Extract, word for word, each line from the line holding "Parse this screenshot: output" through the end of the records. Omit every picture.
# DATA start
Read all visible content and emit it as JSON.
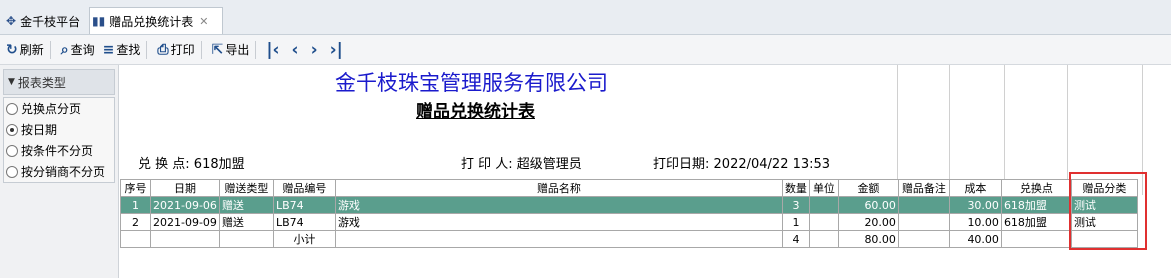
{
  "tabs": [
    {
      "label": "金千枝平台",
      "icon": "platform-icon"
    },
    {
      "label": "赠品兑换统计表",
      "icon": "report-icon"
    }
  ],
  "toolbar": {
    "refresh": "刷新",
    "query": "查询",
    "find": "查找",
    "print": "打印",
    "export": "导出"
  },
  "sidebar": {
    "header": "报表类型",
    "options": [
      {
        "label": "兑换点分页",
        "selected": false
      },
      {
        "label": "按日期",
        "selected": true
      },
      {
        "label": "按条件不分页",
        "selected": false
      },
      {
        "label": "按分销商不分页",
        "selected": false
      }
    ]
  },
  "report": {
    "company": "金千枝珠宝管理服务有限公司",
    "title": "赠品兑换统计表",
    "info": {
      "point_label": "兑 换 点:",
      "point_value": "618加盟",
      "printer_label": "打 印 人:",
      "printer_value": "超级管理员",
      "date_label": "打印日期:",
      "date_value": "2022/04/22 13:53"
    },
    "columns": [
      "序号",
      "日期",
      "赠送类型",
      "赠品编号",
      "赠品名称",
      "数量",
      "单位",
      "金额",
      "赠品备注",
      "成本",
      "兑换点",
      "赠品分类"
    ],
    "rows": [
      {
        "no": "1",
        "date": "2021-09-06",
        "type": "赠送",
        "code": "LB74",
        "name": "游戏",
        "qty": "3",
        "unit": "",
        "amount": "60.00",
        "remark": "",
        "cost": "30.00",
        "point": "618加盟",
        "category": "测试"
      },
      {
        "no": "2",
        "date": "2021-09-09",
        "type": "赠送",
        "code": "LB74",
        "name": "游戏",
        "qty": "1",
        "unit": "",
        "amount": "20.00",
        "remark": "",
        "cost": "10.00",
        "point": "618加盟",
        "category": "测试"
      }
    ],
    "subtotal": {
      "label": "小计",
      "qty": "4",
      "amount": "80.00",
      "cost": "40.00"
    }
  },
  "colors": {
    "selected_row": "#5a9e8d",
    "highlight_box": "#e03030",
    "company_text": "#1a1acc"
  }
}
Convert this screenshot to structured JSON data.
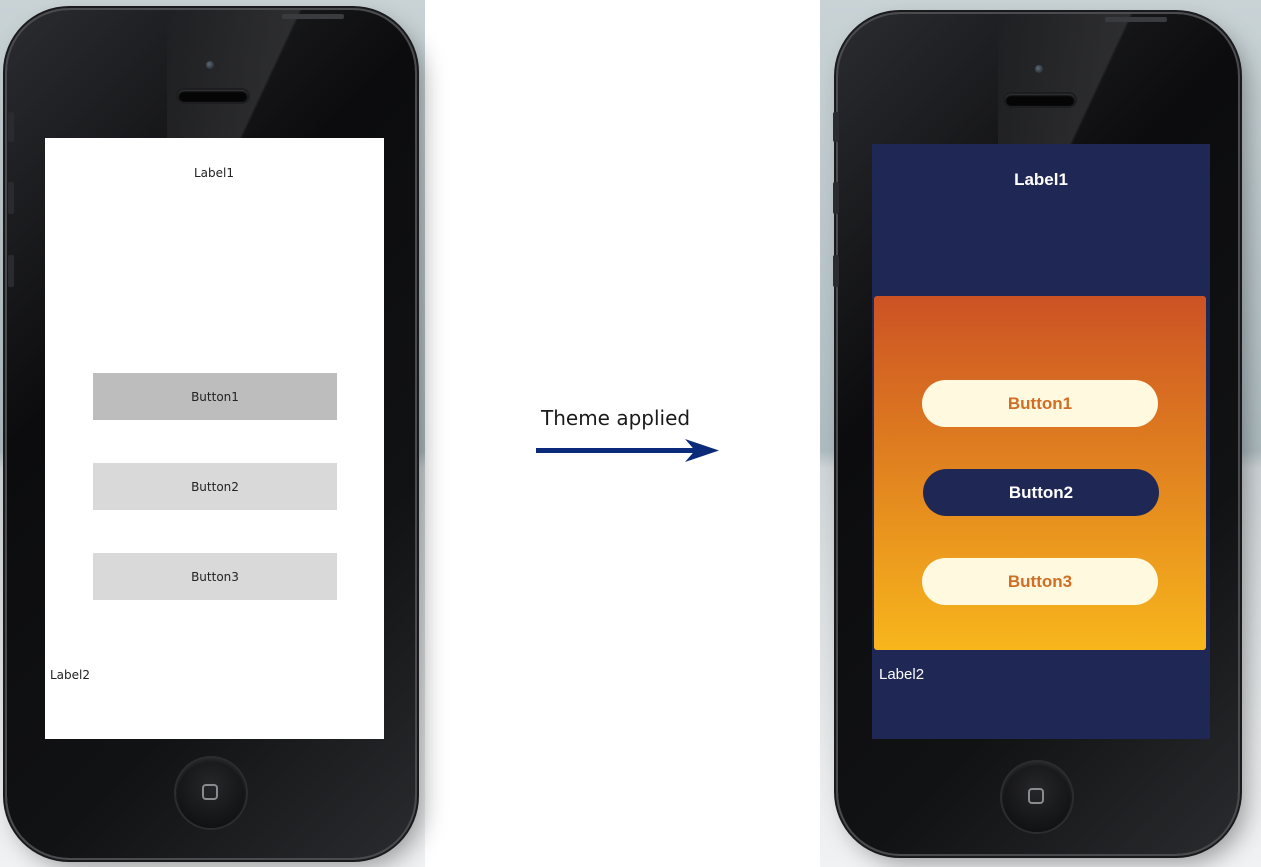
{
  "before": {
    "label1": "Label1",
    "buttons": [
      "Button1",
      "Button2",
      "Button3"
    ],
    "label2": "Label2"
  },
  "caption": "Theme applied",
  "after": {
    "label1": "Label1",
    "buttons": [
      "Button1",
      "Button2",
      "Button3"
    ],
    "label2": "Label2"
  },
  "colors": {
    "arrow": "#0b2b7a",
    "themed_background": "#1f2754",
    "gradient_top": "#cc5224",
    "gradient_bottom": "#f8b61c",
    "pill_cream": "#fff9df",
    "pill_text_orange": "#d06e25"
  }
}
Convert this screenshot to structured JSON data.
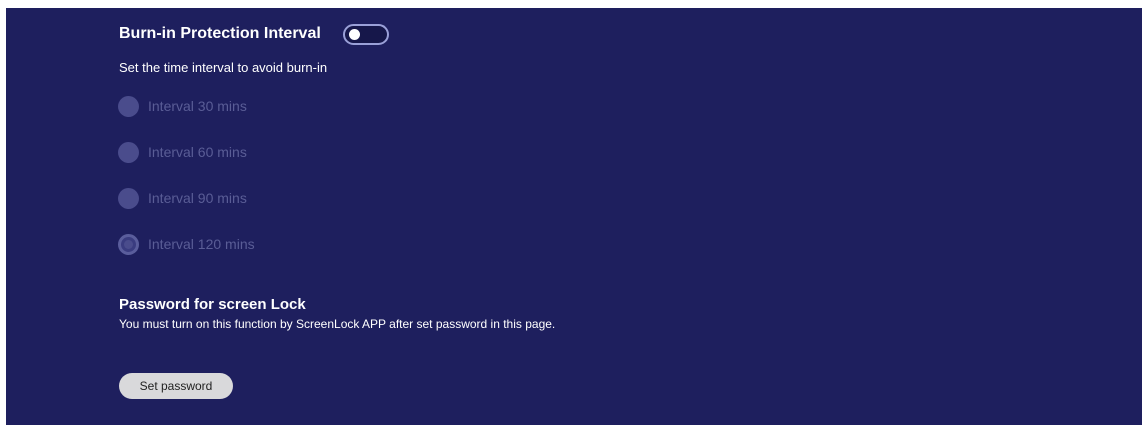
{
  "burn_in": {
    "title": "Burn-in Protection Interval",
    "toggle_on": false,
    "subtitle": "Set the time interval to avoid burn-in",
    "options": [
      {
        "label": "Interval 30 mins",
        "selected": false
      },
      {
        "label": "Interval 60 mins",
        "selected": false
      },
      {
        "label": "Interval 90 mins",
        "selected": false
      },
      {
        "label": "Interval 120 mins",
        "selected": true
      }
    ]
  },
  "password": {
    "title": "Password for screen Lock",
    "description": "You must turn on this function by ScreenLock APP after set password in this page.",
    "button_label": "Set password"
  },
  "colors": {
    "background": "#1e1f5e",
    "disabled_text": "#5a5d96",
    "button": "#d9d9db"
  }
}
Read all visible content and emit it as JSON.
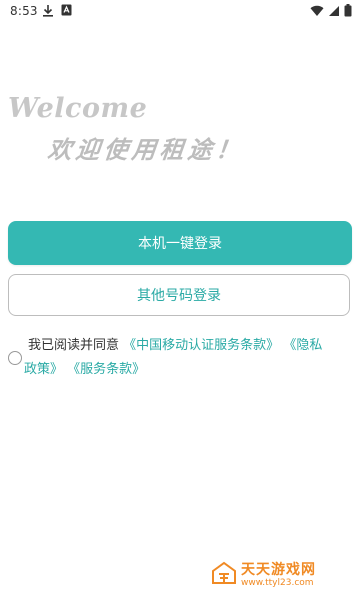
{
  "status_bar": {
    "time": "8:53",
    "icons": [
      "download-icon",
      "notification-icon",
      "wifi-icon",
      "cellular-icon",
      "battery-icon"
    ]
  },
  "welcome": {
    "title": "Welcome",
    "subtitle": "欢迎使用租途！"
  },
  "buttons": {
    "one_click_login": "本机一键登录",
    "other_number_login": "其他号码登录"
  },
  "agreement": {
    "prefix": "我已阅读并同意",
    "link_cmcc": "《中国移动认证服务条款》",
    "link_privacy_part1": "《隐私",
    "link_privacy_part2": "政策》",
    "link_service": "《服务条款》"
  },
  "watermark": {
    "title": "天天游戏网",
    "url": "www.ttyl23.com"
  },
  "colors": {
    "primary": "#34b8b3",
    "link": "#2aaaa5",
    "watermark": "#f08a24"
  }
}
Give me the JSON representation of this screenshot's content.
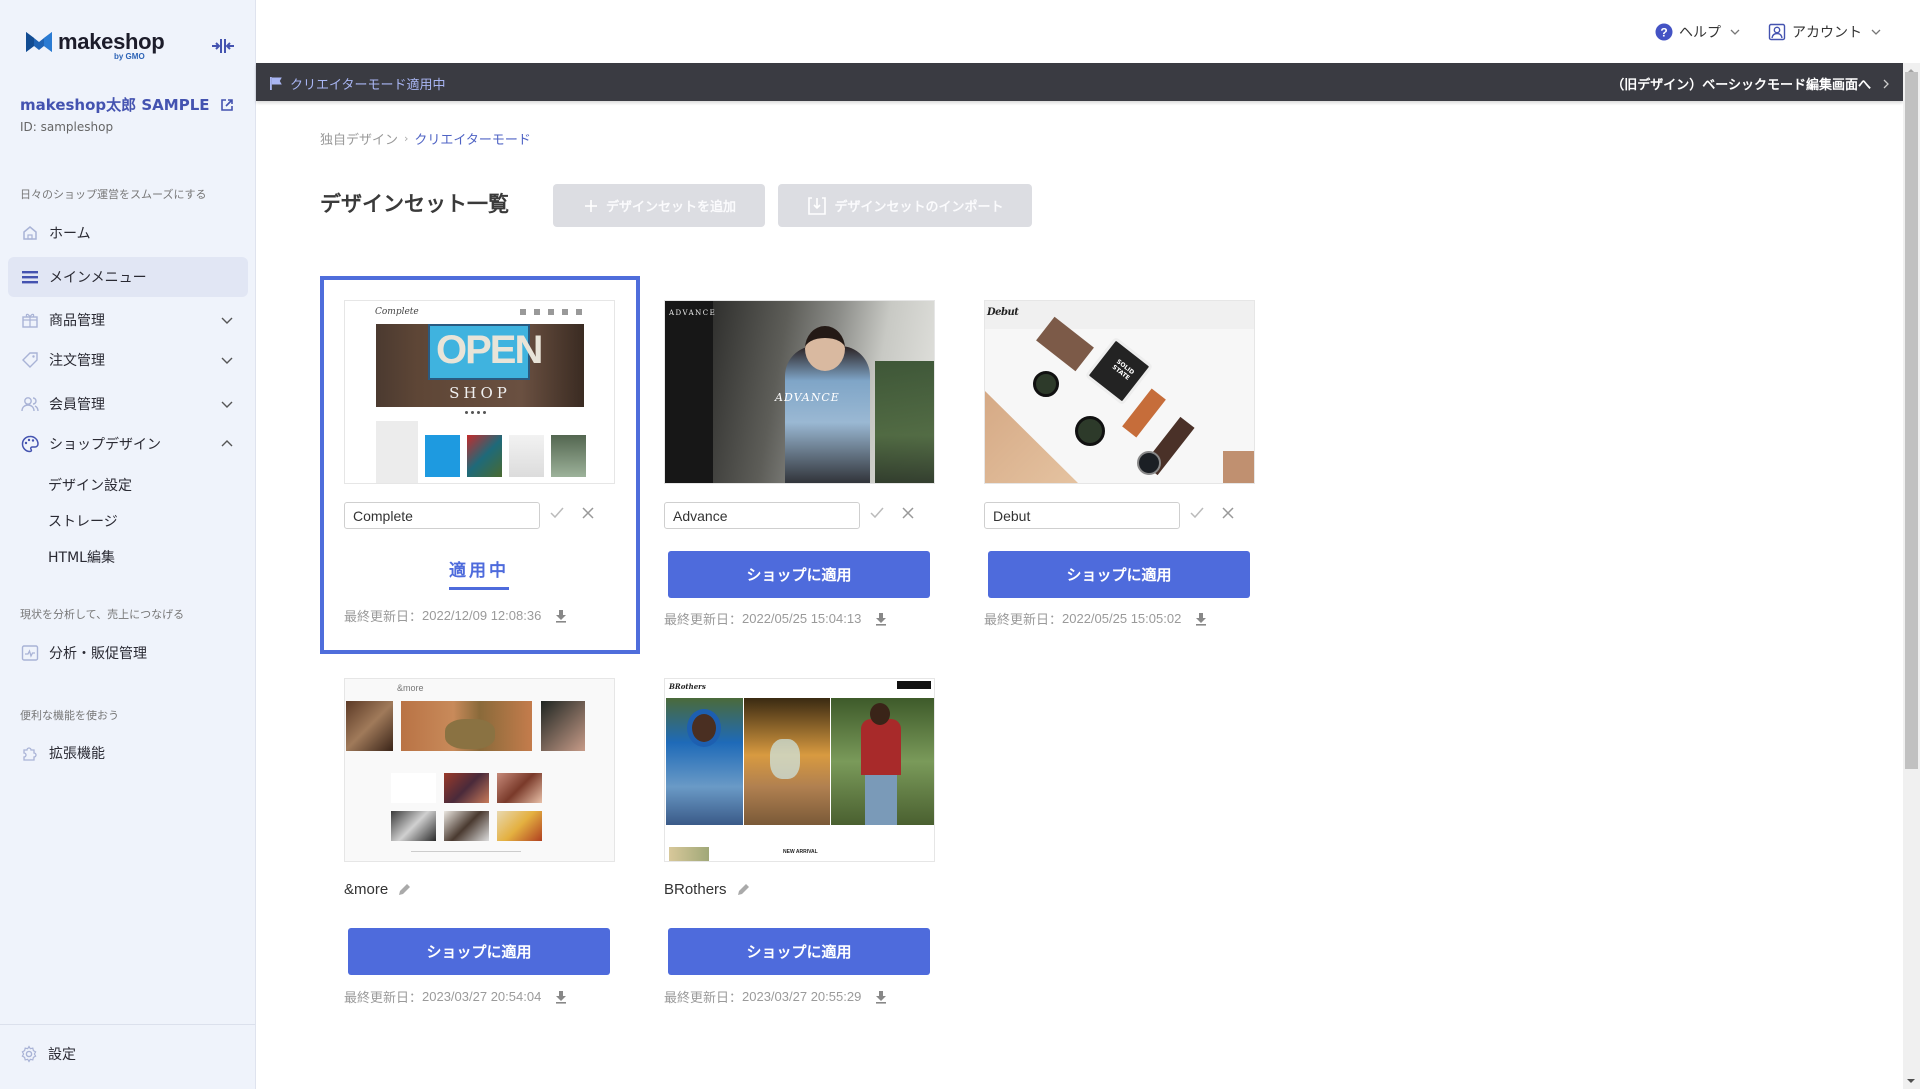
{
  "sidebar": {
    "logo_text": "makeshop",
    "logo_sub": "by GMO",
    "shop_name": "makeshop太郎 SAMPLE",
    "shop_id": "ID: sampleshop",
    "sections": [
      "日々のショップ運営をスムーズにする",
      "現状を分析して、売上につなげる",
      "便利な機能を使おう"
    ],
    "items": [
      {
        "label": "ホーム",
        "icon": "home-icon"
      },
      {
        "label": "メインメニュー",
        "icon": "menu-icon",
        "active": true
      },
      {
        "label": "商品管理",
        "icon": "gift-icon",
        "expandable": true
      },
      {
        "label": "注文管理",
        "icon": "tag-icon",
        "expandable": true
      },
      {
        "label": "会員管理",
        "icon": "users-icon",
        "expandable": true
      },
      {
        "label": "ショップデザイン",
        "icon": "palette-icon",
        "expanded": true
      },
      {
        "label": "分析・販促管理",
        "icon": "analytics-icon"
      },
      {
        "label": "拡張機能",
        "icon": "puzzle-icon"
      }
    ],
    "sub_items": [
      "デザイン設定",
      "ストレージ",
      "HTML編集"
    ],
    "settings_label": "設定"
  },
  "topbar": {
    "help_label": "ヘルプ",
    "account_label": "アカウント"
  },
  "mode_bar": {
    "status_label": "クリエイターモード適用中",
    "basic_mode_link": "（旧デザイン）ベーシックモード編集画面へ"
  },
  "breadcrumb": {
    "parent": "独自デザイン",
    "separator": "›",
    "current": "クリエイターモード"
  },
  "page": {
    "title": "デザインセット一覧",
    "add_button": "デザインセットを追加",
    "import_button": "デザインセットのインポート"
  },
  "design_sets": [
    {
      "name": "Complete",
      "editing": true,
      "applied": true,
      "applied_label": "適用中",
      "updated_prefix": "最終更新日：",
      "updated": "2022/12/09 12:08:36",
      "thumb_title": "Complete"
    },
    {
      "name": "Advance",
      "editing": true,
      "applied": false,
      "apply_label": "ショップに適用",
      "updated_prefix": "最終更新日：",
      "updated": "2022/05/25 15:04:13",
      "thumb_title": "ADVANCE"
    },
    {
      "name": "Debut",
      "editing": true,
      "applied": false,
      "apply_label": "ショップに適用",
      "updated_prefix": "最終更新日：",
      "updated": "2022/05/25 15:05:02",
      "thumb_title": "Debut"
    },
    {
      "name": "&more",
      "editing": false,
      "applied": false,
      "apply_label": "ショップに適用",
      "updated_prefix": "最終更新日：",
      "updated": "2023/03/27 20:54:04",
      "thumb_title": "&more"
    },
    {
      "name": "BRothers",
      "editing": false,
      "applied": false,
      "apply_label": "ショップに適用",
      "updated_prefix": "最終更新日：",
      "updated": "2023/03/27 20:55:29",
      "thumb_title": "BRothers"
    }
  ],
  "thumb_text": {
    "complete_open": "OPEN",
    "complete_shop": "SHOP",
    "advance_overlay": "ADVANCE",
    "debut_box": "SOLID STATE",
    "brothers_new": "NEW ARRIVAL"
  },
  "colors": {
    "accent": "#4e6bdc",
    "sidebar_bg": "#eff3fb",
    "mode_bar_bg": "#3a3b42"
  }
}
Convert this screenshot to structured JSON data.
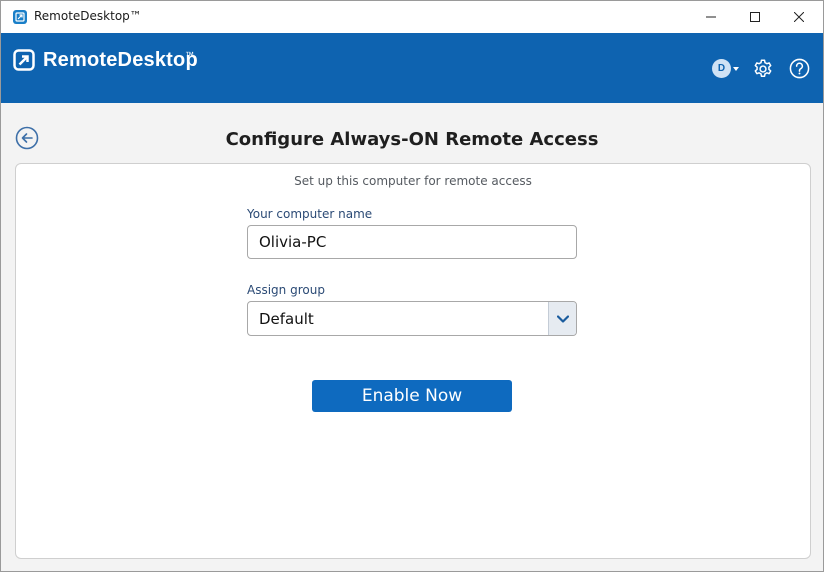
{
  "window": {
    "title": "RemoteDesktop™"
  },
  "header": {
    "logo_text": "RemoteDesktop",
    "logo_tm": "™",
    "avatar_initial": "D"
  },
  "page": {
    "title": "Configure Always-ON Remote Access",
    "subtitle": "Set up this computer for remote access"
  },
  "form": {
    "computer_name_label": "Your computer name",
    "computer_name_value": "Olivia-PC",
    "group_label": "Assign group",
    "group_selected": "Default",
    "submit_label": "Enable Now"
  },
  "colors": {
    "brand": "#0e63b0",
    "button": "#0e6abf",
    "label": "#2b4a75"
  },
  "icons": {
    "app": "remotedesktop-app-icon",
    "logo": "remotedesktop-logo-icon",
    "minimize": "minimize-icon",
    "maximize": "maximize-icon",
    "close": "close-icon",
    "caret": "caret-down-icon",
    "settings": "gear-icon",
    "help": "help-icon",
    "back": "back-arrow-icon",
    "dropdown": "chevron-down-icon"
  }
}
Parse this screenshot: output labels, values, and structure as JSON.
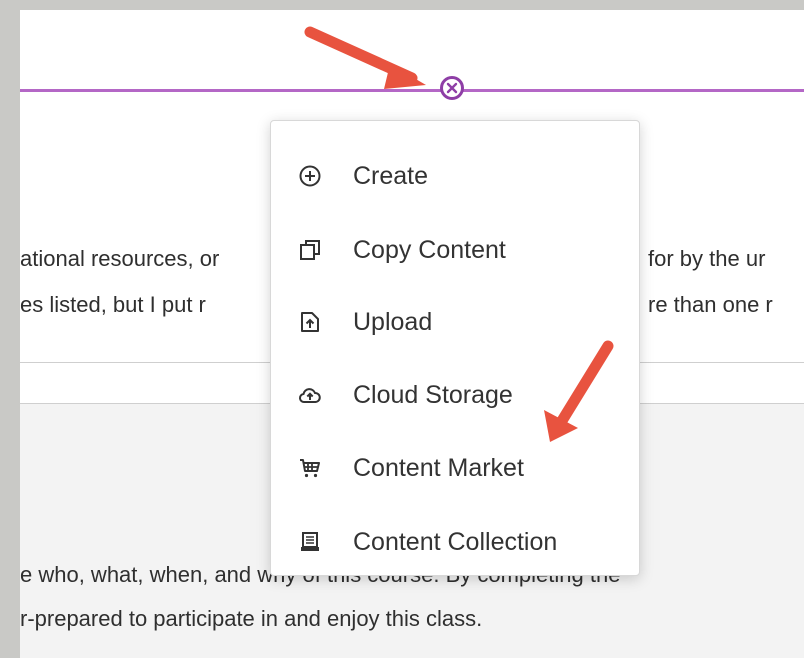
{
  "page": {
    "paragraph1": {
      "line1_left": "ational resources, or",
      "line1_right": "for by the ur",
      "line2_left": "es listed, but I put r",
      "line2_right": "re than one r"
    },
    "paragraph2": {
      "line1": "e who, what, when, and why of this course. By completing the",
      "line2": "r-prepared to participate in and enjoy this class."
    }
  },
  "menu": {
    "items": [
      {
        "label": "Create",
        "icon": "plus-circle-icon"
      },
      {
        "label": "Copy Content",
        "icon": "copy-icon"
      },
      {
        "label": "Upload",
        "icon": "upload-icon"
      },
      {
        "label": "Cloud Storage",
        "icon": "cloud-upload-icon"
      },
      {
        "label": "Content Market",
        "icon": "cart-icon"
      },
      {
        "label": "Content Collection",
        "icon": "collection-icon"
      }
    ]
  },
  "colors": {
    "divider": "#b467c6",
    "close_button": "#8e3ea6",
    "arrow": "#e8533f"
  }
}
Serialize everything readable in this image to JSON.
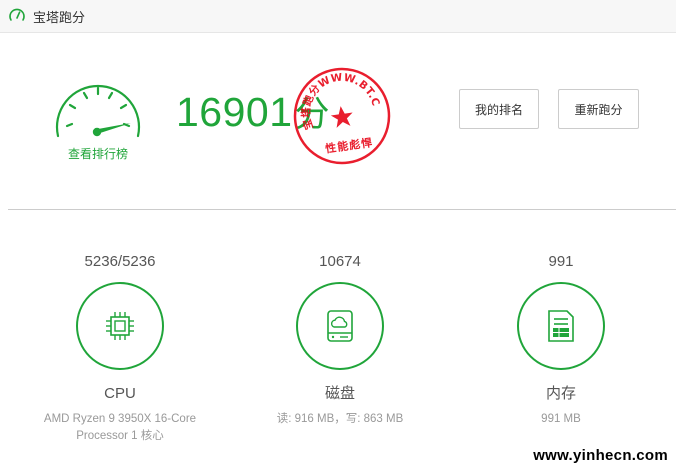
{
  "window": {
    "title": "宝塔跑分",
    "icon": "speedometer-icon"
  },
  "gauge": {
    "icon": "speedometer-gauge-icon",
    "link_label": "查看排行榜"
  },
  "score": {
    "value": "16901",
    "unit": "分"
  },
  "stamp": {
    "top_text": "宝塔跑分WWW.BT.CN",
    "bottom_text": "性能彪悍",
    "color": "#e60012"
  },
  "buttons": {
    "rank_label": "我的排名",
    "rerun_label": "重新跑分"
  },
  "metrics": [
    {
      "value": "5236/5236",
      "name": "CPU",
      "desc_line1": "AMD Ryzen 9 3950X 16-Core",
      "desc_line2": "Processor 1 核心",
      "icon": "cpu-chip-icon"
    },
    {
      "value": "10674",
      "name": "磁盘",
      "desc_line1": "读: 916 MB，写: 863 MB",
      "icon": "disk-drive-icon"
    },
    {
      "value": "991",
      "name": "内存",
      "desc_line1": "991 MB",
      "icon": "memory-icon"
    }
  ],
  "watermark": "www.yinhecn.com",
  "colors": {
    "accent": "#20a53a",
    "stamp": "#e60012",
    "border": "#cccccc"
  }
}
# DATA end
- _FINAL RESULT_
Parse this screenshot: output labels, values, and structure as JSON.
{
  "page": {
    "paragraph1": {
      "line1_left": "ational resources, or",
      "line1_right": "for by the ur",
      "line2_left": "es listed, but I put r",
      "line2_right": "re than one r"
    },
    "paragraph2": {
      "line1": "e who, what, when, and why of this course. By completing the",
      "line2": "r-prepared to participate in and enjoy this class."
    }
  },
  "menu": {
    "items": [
      {
        "label": "Create",
        "icon": "plus-circle-icon"
      },
      {
        "label": "Copy Content",
        "icon": "copy-icon"
      },
      {
        "label": "Upload",
        "icon": "upload-icon"
      },
      {
        "label": "Cloud Storage",
        "icon": "cloud-upload-icon"
      },
      {
        "label": "Content Market",
        "icon": "cart-icon"
      },
      {
        "label": "Content Collection",
        "icon": "collection-icon"
      }
    ]
  },
  "colors": {
    "divider": "#b467c6",
    "close_button": "#8e3ea6",
    "arrow": "#e8533f"
  }
}
Serialize everything readable in this image to JSON.
{
  "window": {
    "title": "宝塔跑分",
    "icon": "speedometer-icon"
  },
  "gauge": {
    "icon": "speedometer-gauge-icon",
    "link_label": "查看排行榜"
  },
  "score": {
    "value": "16901",
    "unit": "分"
  },
  "stamp": {
    "top_text": "宝塔跑分WWW.BT.CN",
    "bottom_text": "性能彪悍",
    "color": "#e60012"
  },
  "buttons": {
    "rank_label": "我的排名",
    "rerun_label": "重新跑分"
  },
  "metrics": [
    {
      "value": "5236/5236",
      "name": "CPU",
      "desc_line1": "AMD Ryzen 9 3950X 16-Core",
      "desc_line2": "Processor 1 核心",
      "icon": "cpu-chip-icon"
    },
    {
      "value": "10674",
      "name": "磁盘",
      "desc_line1": "读: 916 MB，写: 863 MB",
      "icon": "disk-drive-icon"
    },
    {
      "value": "991",
      "name": "内存",
      "desc_line1": "991 MB",
      "icon": "memory-icon"
    }
  ],
  "watermark": "www.yinhecn.com",
  "colors": {
    "accent": "#20a53a",
    "stamp": "#e60012",
    "border": "#cccccc"
  }
}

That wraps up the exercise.